PROMPT: Transcribe all records exactly.

INFORMATION SHOWN:
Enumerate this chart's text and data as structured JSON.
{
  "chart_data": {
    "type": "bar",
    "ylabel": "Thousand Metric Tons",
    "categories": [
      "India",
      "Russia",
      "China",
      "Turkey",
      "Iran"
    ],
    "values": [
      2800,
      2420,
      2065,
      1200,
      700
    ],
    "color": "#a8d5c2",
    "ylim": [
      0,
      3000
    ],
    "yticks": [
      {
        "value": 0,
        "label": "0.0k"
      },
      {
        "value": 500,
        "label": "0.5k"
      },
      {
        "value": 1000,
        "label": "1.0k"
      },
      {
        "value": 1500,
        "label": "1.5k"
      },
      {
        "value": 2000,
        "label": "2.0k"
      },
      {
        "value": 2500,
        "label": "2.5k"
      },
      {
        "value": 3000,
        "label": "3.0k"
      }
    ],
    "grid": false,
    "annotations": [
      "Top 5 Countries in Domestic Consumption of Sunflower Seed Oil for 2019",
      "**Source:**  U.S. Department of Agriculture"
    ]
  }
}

COMPLETED TASK:
Enumerate this chart's text and data as structured JSON.
{
  "chart_data": {
    "type": "bar",
    "ylabel": "Thousand Metric Tons",
    "categories": [
      "India",
      "Russia",
      "China",
      "Turkey",
      "Iran"
    ],
    "values": [
      2800,
      2420,
      2065,
      1200,
      700
    ],
    "color": "#a8d5c2",
    "ylim": [
      0,
      3000
    ],
    "yticks": [
      {
        "value": 0,
        "label": "0.0k"
      },
      {
        "value": 500,
        "label": "0.5k"
      },
      {
        "value": 1000,
        "label": "1.0k"
      },
      {
        "value": 1500,
        "label": "1.5k"
      },
      {
        "value": 2000,
        "label": "2.0k"
      },
      {
        "value": 2500,
        "label": "2.5k"
      },
      {
        "value": 3000,
        "label": "3.0k"
      }
    ],
    "grid": false,
    "annotations": [
      "Top 5 Countries in Domestic Consumption of Sunflower Seed Oil for 2019",
      "**Source:**  U.S. Department of Agriculture"
    ]
  }
}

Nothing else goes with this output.